[Data listing]
··········

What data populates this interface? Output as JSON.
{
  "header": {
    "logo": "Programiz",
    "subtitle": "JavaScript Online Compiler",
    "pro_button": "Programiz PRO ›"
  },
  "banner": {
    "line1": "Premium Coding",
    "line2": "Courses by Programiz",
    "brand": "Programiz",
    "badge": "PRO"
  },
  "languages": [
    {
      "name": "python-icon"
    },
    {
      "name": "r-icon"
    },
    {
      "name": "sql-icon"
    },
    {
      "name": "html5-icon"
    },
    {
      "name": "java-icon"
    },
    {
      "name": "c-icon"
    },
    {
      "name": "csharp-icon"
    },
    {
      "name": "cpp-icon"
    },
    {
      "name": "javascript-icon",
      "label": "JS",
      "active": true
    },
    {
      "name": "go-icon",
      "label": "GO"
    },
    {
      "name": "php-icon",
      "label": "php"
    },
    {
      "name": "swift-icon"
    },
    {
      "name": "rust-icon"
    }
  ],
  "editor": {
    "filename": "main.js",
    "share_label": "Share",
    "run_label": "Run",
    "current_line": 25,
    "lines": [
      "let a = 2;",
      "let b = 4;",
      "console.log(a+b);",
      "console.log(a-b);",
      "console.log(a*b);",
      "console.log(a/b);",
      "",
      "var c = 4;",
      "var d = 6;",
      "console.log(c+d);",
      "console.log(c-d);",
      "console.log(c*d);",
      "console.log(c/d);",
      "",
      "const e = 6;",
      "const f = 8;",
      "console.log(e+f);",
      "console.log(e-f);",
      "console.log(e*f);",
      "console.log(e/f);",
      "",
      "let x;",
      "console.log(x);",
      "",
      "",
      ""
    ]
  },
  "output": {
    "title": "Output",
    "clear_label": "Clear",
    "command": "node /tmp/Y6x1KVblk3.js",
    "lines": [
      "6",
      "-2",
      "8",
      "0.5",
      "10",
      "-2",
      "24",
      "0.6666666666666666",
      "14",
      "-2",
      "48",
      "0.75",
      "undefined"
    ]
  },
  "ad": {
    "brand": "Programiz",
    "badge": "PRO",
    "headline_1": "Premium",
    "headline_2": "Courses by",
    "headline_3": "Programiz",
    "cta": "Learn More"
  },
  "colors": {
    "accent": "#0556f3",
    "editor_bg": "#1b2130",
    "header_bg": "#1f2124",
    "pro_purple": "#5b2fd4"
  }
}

··········

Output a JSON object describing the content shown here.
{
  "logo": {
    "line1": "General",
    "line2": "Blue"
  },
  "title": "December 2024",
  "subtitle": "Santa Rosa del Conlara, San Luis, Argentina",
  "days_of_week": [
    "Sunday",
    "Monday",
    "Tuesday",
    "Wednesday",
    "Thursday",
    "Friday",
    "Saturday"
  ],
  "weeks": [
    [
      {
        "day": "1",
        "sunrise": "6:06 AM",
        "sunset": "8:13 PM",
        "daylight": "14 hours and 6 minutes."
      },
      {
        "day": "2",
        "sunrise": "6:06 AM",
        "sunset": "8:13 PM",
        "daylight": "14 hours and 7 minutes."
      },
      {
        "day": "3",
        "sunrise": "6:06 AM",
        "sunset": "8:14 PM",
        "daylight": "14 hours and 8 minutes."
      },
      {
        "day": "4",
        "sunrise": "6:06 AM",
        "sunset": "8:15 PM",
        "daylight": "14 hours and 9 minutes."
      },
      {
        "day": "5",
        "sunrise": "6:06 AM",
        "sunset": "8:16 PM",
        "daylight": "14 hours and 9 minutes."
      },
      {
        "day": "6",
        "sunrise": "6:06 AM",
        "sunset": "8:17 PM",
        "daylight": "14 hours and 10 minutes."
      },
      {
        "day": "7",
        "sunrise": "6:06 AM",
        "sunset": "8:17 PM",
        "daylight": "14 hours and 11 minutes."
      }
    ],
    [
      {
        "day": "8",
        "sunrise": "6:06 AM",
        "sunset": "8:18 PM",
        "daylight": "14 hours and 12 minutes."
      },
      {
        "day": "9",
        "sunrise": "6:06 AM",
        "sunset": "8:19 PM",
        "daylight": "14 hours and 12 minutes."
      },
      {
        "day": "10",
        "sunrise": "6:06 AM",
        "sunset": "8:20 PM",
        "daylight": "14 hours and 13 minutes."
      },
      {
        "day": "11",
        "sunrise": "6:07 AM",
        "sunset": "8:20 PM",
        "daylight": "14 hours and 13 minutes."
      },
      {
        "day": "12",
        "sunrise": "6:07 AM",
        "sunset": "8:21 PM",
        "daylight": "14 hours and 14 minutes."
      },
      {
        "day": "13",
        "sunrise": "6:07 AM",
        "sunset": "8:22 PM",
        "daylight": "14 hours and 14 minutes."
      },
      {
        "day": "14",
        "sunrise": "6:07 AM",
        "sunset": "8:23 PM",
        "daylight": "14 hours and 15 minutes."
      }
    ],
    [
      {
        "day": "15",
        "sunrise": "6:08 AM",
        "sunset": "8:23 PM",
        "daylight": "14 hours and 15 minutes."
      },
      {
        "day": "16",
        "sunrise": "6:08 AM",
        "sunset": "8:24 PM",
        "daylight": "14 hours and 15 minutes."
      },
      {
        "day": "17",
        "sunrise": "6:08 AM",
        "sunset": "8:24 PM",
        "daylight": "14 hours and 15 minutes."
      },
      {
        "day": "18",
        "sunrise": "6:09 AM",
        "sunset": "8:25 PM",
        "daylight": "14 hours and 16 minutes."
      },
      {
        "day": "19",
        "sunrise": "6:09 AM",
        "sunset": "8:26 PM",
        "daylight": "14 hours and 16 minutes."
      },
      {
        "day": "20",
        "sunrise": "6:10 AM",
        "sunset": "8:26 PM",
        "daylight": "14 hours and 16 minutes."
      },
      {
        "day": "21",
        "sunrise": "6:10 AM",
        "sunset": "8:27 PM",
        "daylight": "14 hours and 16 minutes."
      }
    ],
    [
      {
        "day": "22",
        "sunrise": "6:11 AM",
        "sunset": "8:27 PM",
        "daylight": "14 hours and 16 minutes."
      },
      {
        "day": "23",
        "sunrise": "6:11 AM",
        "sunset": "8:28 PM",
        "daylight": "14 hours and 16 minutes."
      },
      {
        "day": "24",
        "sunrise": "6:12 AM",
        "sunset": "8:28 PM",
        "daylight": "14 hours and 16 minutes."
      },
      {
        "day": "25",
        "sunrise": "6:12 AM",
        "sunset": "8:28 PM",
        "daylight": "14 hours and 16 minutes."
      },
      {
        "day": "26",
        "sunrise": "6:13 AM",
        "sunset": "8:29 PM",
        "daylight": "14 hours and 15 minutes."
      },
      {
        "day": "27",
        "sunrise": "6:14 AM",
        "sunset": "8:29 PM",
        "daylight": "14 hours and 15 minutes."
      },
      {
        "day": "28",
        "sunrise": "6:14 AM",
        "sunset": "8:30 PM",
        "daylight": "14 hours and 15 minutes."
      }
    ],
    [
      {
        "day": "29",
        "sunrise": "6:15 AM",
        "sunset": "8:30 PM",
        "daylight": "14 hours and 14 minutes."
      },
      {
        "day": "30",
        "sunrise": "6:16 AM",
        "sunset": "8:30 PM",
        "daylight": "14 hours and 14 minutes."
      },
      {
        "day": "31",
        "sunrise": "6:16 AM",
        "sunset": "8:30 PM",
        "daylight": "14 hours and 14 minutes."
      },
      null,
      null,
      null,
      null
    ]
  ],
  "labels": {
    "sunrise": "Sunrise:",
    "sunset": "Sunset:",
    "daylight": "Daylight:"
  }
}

··········

GIVEN INSTRUCTION: Using the listing, say how many lines include the word "Premium", and add nothing else.

RESULT OF THIS TASK: 2